**Task to complete:** Repeat the data that follows, word for word, without the images.

**********

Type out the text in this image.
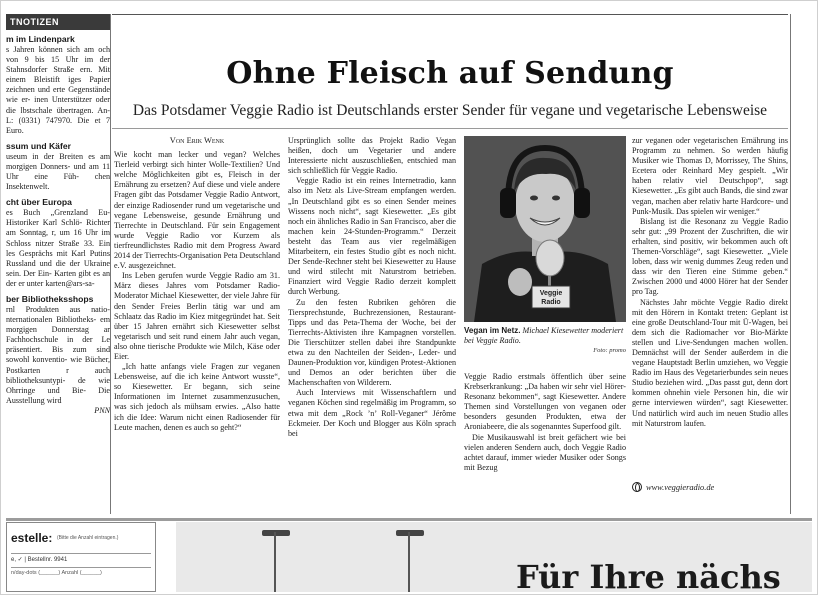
TNOTIZEN
m im Lindenpark
s Jahren können sich am och von 9 bis 15 Uhr im der Stahnsdorfer Straße ern. Mit einem Bleistift iges Papier zeichnen und erte Gegenstände wie er- inen Unterstützer oder die lbstschale übertragen. An- L: (0331) 747970. Die et 7 Euro.
ssum und Käfer
useum in der Breiten es am morgigen Donners- und am 11 Uhr eine Füh- chen Insektenwelt.
cht über Europa
es Buch „Grenzland Eu- Historiker Karl Schlö- Richter am Sonntag, r, um 16 Uhr im Schloss nitzer Straße 33. Ein les Gesprächs mit Karl Putins Russland und die der Ukraine sein. Der Ein- Karten gibt es an der er unter karten@ars-sa-
ber Bibliotheksshops
rnl Produkten aus natio- nternationalen Bibliotheks- em morgigen Donnerstag ar Fachhochschule in der Le präsentiert. Bis zum sind sowohl konventio- wie Bücher, Postkarten r auch bibliotheksuntypi- de wie Ohrringe und Bie- Die Ausstellung wird
PNN
Ohne Fleisch auf Sendung
Das Potsdamer Veggie Radio ist Deutschlands erster Sender für vegane und vegetarische Lebensweise
Von Erik Wenk

Wie kocht man lecker und vegan? Welches Tierleid verbirgt sich hinter Wolle-Textilien? Und welche Möglichkeiten gibt es, Fleisch in der Ernährung zu ersetzen? Auf diese und viele andere Fragen gibt das Potsdamer Veggie Radio Antwort, der einzige Radiosender rund um vegetarische und vegane Lebensweise, gesunde Ernährung und Tierrechte in Deutschland. Für sein Engagement wurde Veggie Radio vor Kurzem als tierfreundlichstes Radio mit dem Progress Award 2014 der Tierrechts-Organisation Peta Deutschland e.V. ausgezeichnet.

Ins Leben gerufen wurde Veggie Radio am 31. März dieses Jahres vom Potsdamer Radio-Moderator Michael Kiesewetter, der viele Jahre für den Sender Freies Berlin tätig war und am Schlaatz das Radio im Kiez mitgegründet hat. Seit über 15 Jahren ernährt sich Kiesewetter selbst vegetarisch und seit rund einem Jahr auch vegan, also ohne tierische Produkte wie Milch, Käse oder Eier.

„Ich hatte anfangs viele Fragen zur veganen Lebensweise, auf die ich keine Antwort wusste“, so Kiesewetter. Er begann, sich seine Informationen im Internet zusammenzusuchen, was sich jedoch als mühsam erwies. „Also hatte ich die Idee: Warum nicht einen Radiosender für Leute machen, denen es auch so geht?“

Ursprünglich sollte das Projekt Radio Vegan heißen, doch um Vegetarier und andere Interessierte nicht auszuschließen, entschied man sich schließlich für Veggie Radio.

Veggie Radio ist ein reines Internetradio, kann also im Netz als Live-Stream empfangen werden. „In Deutschland gibt es so einen Sender meines Wissens noch nicht“, sagt Kiesewetter. „Es gibt noch ein ähnliches Radio in San Francisco, aber die machen kein 24-Stunden-Programm.“ Derzeit besteht das Team aus vier regelmäßigen Mitarbeitern, ein festes Studio gibt es noch nicht. Der Sende-Rechner steht bei Kiesewetter zu Hause und wird stilecht mit Naturstrom betrieben. Finanziert wird Veggie Radio derzeit komplett durch Werbung.

Zu den festen Rubriken gehören die Tiersprechstunde, Buchrezensionen, Restaurant-Tipps und das Peta-Thema der Woche, bei der Tierrechts-Aktivisten ihre Kampagnen vorstellen. Die Tierschützer stellen dabei ihre Standpunkte etwa zu den Nachteilen der Seiden-, Leder- und Daunen-Produktion vor, kündigen Protest-Aktionen und Demos an oder berichten über die Machenschaften von Wilderern.

Auch Interviews mit Wissenschaftlern und veganen Köchen sind regelmäßig im Programm, so etwa mit dem „Rock ’n’ Roll-Veganer“ Jérôme Eckmeier. Der Koch und Blogger aus Köln sprach bei

Veggie
Radio
Vegan im Netz. Michael Kiesewetter moderiert bei Veggie Radio.
Foto: promo

Veggie Radio erstmals öffentlich über seine Krebserkrankung: „Da haben wir sehr viel Hörer-Resonanz bekommen“, sagt Kiesewetter. Andere Themen sind Vorstellungen von veganen oder besonders gesunden Produkten, etwa der Aroniabeere, die als sogenanntes Superfood gilt.

Die Musikauswahl ist breit gefächert wie bei vielen anderen Sendern auch, doch Veggie Radio achtet darauf, immer wieder Musiker oder Songs mit Bezug

zur veganen oder vegetarischen Ernährung ins Programm zu nehmen. So werden häufig Musiker wie Thomas D, Morrissey, The Shins, Ecetera oder Reinhard Mey gespielt. „Wir haben relativ viel Deutschpop“, sagt Kiesewetter. „Es gibt auch Bands, die sind zwar vegan, machen aber relativ harte Hardcore- und Punk-Musik. Das spielen wir weniger.“

Bislang ist die Resonanz zu Veggie Radio sehr gut: „99 Prozent der Zuschriften, die wir erhalten, sind positiv, wir bekommen auch oft Themen-Vorschläge“, sagt Kiesewetter. „Viele loben, dass wir wenig dummes Zeug reden und dass wir den Tieren eine Stimme geben.“ Zwischen 2000 und 4000 Hörer hat der Sender pro Tag.

Nächstes Jahr möchte Veggie Radio direkt mit den Hörern in Kontakt treten: Geplant ist eine große Deutschland-Tour mit Ü-Wagen, bei dem sich die Radiomacher vor Bio-Märkte stellen und Live-Sendungen machen wollen. Demnächst will der Sender außerdem in die vegane Hauptstadt Berlin umziehen, wo Veggie Radio im Haus des Vegetarierbundes sein neues Studio beziehen wird. „Das passt gut, denn dort kommen ohnehin viele Personen hin, die wir gerne interviewen würden“, sagt Kiesewetter. Und natürlich wird auch im neuen Studio alles mit Naturstrom laufen.

www.veggieradio.de
estelle: (Bitte die Anzahl eintragen.)
e, ✓ | Bestellnr. 9941
n/day-dots (______) Anzahl (______)	Für Ihre nächs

**********

**Task result:**
Type out the text in this image.
TNOTIZEN
m im Lindenpark
s Jahren können sich am och von 9 bis 15 Uhr im der Stahnsdorfer Straße ern. Mit einem Bleistift iges Papier zeichnen und erte Gegenstände wie er- inen Unterstützer oder die lbstschale übertragen. An- L: (0331) 747970. Die et 7 Euro.
ssum und Käfer
useum in der Breiten es am morgigen Donners- und am 11 Uhr eine Füh- chen Insektenwelt.
cht über Europa
es Buch „Grenzland Eu- Historiker Karl Schlö- Richter am Sonntag, r, um 16 Uhr im Schloss nitzer Straße 33. Ein les Gesprächs mit Karl Putins Russland und die der Ukraine sein. Der Ein- Karten gibt es an der er unter karten@ars-sa-
ber Bibliotheksshops
rnl Produkten aus natio- nternationalen Bibliotheks- em morgigen Donnerstag ar Fachhochschule in der Le präsentiert. Bis zum sind sowohl konventio- wie Bücher, Postkarten r auch bibliotheksuntypi- de wie Ohrringe und Bie- Die Ausstellung wird
PNN
Ohne Fleisch auf Sendung
Das Potsdamer Veggie Radio ist Deutschlands erster Sender für vegane und vegetarische Lebensweise
Von Erik Wenk

Wie kocht man lecker und vegan? Welches Tierleid verbirgt sich hinter Wolle-Textilien? Und welche Möglichkeiten gibt es, Fleisch in der Ernährung zu ersetzen? Auf diese und viele andere Fragen gibt das Potsdamer Veggie Radio Antwort, der einzige Radiosender rund um vegetarische und vegane Lebensweise, gesunde Ernährung und Tierrechte in Deutschland. Für sein Engagement wurde Veggie Radio vor Kurzem als tierfreundlichstes Radio mit dem Progress Award 2014 der Tierrechts-Organisation Peta Deutschland e.V. ausgezeichnet.

Ins Leben gerufen wurde Veggie Radio am 31. März dieses Jahres vom Potsdamer Radio-Moderator Michael Kiesewetter, der viele Jahre für den Sender Freies Berlin tätig war und am Schlaatz das Radio im Kiez mitgegründet hat. Seit über 15 Jahren ernährt sich Kiesewetter selbst vegetarisch und seit rund einem Jahr auch vegan, also ohne tierische Produkte wie Milch, Käse oder Eier.

„Ich hatte anfangs viele Fragen zur veganen Lebensweise, auf die ich keine Antwort wusste“, so Kiesewetter. Er begann, sich seine Informationen im Internet zusammenzusuchen, was sich jedoch als mühsam erwies. „Also hatte ich die Idee: Warum nicht einen Radiosender für Leute machen, denen es auch so geht?“

Ursprünglich sollte das Projekt Radio Vegan heißen, doch um Vegetarier und andere Interessierte nicht auszuschließen, entschied man sich schließlich für Veggie Radio.

Veggie Radio ist ein reines Internetradio, kann also im Netz als Live-Stream empfangen werden. „In Deutschland gibt es so einen Sender meines Wissens noch nicht“, sagt Kiesewetter. „Es gibt noch ein ähnliches Radio in San Francisco, aber die machen kein 24-Stunden-Programm.“ Derzeit besteht das Team aus vier regelmäßigen Mitarbeitern, ein festes Studio gibt es noch nicht. Der Sende-Rechner steht bei Kiesewetter zu Hause und wird stilecht mit Naturstrom betrieben. Finanziert wird Veggie Radio derzeit komplett durch Werbung.

Zu den festen Rubriken gehören die Tiersprechstunde, Buchrezensionen, Restaurant-Tipps und das Peta-Thema der Woche, bei der Tierrechts-Aktivisten ihre Kampagnen vorstellen. Die Tierschützer stellen dabei ihre Standpunkte etwa zu den Nachteilen der Seiden-, Leder- und Daunen-Produktion vor, kündigen Protest-Aktionen und Demos an oder berichten über die Machenschaften von Wilderern.

Auch Interviews mit Wissenschaftlern und veganen Köchen sind regelmäßig im Programm, so etwa mit dem „Rock ’n’ Roll-Veganer“ Jérôme Eckmeier. Der Koch und Blogger aus Köln sprach bei

Veggie
Radio
Vegan im Netz. Michael Kiesewetter moderiert bei Veggie Radio.
Foto: promo

Veggie Radio erstmals öffentlich über seine Krebserkrankung: „Da haben wir sehr viel Hörer-Resonanz bekommen“, sagt Kiesewetter. Andere Themen sind Vorstellungen von veganen oder besonders gesunden Produkten, etwa der Aroniabeere, die als sogenanntes Superfood gilt.

Die Musikauswahl ist breit gefächert wie bei vielen anderen Sendern auch, doch Veggie Radio achtet darauf, immer wieder Musiker oder Songs mit Bezug

zur veganen oder vegetarischen Ernährung ins Programm zu nehmen. So werden häufig Musiker wie Thomas D, Morrissey, The Shins, Ecetera oder Reinhard Mey gespielt. „Wir haben relativ viel Deutschpop“, sagt Kiesewetter. „Es gibt auch Bands, die sind zwar vegan, machen aber relativ harte Hardcore- und Punk-Musik. Das spielen wir weniger.“

Bislang ist die Resonanz zu Veggie Radio sehr gut: „99 Prozent der Zuschriften, die wir erhalten, sind positiv, wir bekommen auch oft Themen-Vorschläge“, sagt Kiesewetter. „Viele loben, dass wir wenig dummes Zeug reden und dass wir den Tieren eine Stimme geben.“ Zwischen 2000 und 4000 Hörer hat der Sender pro Tag.

Nächstes Jahr möchte Veggie Radio direkt mit den Hörern in Kontakt treten: Geplant ist eine große Deutschland-Tour mit Ü-Wagen, bei dem sich die Radiomacher vor Bio-Märkte stellen und Live-Sendungen machen wollen. Demnächst will der Sender außerdem in die vegane Hauptstadt Berlin umziehen, wo Veggie Radio im Haus des Vegetarierbundes sein neues Studio beziehen wird. „Das passt gut, denn dort kommen ohnehin viele Personen hin, die wir gerne interviewen würden“, sagt Kiesewetter. Und natürlich wird auch im neuen Studio alles mit Naturstrom laufen.

www.veggieradio.de
estelle: (Bitte die Anzahl eintragen.)
e, ✓ | Bestellnr. 9941
n/day-dots (______) Anzahl (______)	Für Ihre nächs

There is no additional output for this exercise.